*Aim*: Extract, from the listing that follows, each line containing the word "España".

·····

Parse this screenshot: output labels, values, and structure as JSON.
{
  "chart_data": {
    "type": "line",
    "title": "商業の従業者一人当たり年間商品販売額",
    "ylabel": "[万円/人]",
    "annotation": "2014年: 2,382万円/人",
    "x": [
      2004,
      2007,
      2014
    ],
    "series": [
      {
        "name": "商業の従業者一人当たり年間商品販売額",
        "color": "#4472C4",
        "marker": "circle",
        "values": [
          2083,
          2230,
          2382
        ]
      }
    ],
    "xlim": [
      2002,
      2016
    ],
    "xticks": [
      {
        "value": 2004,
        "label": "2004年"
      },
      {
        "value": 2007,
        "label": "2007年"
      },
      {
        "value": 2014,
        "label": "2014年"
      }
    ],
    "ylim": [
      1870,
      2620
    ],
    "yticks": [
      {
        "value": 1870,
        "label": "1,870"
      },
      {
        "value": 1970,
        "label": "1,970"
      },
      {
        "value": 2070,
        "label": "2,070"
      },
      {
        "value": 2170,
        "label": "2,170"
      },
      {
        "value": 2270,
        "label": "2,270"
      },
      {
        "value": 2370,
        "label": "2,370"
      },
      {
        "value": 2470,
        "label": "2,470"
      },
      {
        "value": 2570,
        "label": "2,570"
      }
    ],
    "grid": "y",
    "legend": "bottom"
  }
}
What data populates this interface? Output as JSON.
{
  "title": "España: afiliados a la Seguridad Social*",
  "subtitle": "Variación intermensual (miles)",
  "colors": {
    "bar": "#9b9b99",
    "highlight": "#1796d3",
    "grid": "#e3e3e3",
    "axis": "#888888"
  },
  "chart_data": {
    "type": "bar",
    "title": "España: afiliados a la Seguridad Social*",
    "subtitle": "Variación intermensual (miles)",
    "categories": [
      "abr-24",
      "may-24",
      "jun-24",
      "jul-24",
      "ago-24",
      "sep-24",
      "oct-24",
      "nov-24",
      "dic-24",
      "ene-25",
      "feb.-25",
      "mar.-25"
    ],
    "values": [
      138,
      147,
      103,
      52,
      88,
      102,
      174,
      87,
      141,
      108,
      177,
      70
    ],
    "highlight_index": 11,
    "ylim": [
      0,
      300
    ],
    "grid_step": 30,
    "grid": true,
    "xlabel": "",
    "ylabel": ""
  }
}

·····

*Exercise result*:
  "title": "España: afiliados a la Seguridad Social*",
    "title": "España: afiliados a la Seguridad Social*",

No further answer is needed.